#### Listed entries ####

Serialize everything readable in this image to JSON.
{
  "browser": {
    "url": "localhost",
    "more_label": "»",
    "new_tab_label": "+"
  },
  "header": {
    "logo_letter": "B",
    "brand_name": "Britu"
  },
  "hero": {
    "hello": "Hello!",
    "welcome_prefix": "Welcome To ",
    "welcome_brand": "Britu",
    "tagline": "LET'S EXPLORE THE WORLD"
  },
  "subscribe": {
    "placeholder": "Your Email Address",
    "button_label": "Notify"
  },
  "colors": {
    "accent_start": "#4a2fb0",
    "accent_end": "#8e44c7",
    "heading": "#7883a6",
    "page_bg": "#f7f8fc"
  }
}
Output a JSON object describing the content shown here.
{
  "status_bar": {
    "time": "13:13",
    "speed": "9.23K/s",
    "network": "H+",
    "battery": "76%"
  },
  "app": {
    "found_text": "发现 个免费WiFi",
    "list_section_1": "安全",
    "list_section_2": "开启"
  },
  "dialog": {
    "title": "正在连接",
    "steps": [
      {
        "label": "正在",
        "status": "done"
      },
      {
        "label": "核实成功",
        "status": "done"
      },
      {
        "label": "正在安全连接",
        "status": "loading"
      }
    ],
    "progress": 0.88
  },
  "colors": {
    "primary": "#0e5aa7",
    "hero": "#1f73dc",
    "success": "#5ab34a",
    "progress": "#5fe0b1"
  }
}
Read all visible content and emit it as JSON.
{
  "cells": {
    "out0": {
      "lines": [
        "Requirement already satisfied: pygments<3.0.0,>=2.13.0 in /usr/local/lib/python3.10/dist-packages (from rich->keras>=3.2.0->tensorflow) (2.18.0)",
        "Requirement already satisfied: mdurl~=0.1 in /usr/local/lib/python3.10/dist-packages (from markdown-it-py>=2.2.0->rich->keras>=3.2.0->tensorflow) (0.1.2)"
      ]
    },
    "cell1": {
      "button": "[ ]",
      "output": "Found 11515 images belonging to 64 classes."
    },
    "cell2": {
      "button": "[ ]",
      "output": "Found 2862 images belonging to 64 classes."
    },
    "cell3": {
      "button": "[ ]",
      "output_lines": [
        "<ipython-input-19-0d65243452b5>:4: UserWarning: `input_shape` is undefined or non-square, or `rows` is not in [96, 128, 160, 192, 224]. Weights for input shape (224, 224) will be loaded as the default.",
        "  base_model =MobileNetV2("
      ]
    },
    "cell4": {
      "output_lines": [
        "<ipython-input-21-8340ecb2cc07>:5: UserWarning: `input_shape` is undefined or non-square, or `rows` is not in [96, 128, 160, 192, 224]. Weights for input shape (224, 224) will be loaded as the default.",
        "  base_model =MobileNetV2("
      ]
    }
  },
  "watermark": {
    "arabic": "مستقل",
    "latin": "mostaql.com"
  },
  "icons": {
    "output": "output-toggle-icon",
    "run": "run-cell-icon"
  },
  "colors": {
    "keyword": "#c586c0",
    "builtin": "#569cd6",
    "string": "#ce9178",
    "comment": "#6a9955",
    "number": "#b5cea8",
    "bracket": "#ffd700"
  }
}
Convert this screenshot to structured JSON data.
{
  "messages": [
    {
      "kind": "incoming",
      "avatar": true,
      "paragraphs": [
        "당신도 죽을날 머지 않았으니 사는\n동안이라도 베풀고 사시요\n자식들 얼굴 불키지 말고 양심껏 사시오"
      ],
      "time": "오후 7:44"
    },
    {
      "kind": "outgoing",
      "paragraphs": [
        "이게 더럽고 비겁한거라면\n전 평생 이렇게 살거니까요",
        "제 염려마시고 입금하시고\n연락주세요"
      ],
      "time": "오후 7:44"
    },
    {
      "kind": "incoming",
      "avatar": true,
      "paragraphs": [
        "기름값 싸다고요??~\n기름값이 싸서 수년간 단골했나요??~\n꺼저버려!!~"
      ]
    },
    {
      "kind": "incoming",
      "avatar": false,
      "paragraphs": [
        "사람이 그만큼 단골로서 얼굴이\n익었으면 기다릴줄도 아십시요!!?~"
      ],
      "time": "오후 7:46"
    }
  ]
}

####

Make an exact copy of the material above.

→ **Response to this exercise**:
Serialize everything readable in this image to JSON.
{
  "browser": {
    "url": "localhost",
    "more_label": "»",
    "new_tab_label": "+"
  },
  "header": {
    "logo_letter": "B",
    "brand_name": "Britu"
  },
  "hero": {
    "hello": "Hello!",
    "welcome_prefix": "Welcome To ",
    "welcome_brand": "Britu",
    "tagline": "LET'S EXPLORE THE WORLD"
  },
  "subscribe": {
    "placeholder": "Your Email Address",
    "button_label": "Notify"
  },
  "colors": {
    "accent_start": "#4a2fb0",
    "accent_end": "#8e44c7",
    "heading": "#7883a6",
    "page_bg": "#f7f8fc"
  }
}
Output a JSON object describing the content shown here.
{
  "status_bar": {
    "time": "13:13",
    "speed": "9.23K/s",
    "network": "H+",
    "battery": "76%"
  },
  "app": {
    "found_text": "发现 个免费WiFi",
    "list_section_1": "安全",
    "list_section_2": "开启"
  },
  "dialog": {
    "title": "正在连接",
    "steps": [
      {
        "label": "正在",
        "status": "done"
      },
      {
        "label": "核实成功",
        "status": "done"
      },
      {
        "label": "正在安全连接",
        "status": "loading"
      }
    ],
    "progress": 0.88
  },
  "colors": {
    "primary": "#0e5aa7",
    "hero": "#1f73dc",
    "success": "#5ab34a",
    "progress": "#5fe0b1"
  }
}
Read all visible content and emit it as JSON.
{
  "cells": {
    "out0": {
      "lines": [
        "Requirement already satisfied: pygments<3.0.0,>=2.13.0 in /usr/local/lib/python3.10/dist-packages (from rich->keras>=3.2.0->tensorflow) (2.18.0)",
        "Requirement already satisfied: mdurl~=0.1 in /usr/local/lib/python3.10/dist-packages (from markdown-it-py>=2.2.0->rich->keras>=3.2.0->tensorflow) (0.1.2)"
      ]
    },
    "cell1": {
      "button": "[ ]",
      "output": "Found 11515 images belonging to 64 classes."
    },
    "cell2": {
      "button": "[ ]",
      "output": "Found 2862 images belonging to 64 classes."
    },
    "cell3": {
      "button": "[ ]",
      "output_lines": [
        "<ipython-input-19-0d65243452b5>:4: UserWarning: `input_shape` is undefined or non-square, or `rows` is not in [96, 128, 160, 192, 224]. Weights for input shape (224, 224) will be loaded as the default.",
        "  base_model =MobileNetV2("
      ]
    },
    "cell4": {
      "output_lines": [
        "<ipython-input-21-8340ecb2cc07>:5: UserWarning: `input_shape` is undefined or non-square, or `rows` is not in [96, 128, 160, 192, 224]. Weights for input shape (224, 224) will be loaded as the default.",
        "  base_model =MobileNetV2("
      ]
    }
  },
  "watermark": {
    "arabic": "مستقل",
    "latin": "mostaql.com"
  },
  "icons": {
    "output": "output-toggle-icon",
    "run": "run-cell-icon"
  },
  "colors": {
    "keyword": "#c586c0",
    "builtin": "#569cd6",
    "string": "#ce9178",
    "comment": "#6a9955",
    "number": "#b5cea8",
    "bracket": "#ffd700"
  }
}
Convert this screenshot to structured JSON data.
{
  "messages": [
    {
      "kind": "incoming",
      "avatar": true,
      "paragraphs": [
        "당신도 죽을날 머지 않았으니 사는\n동안이라도 베풀고 사시요\n자식들 얼굴 불키지 말고 양심껏 사시오"
      ],
      "time": "오후 7:44"
    },
    {
      "kind": "outgoing",
      "paragraphs": [
        "이게 더럽고 비겁한거라면\n전 평생 이렇게 살거니까요",
        "제 염려마시고 입금하시고\n연락주세요"
      ],
      "time": "오후 7:44"
    },
    {
      "kind": "incoming",
      "avatar": true,
      "paragraphs": [
        "기름값 싸다고요??~\n기름값이 싸서 수년간 단골했나요??~\n꺼저버려!!~"
      ]
    },
    {
      "kind": "incoming",
      "avatar": false,
      "paragraphs": [
        "사람이 그만큼 단골로서 얼굴이\n익었으면 기다릴줄도 아십시요!!?~"
      ],
      "time": "오후 7:46"
    }
  ]
}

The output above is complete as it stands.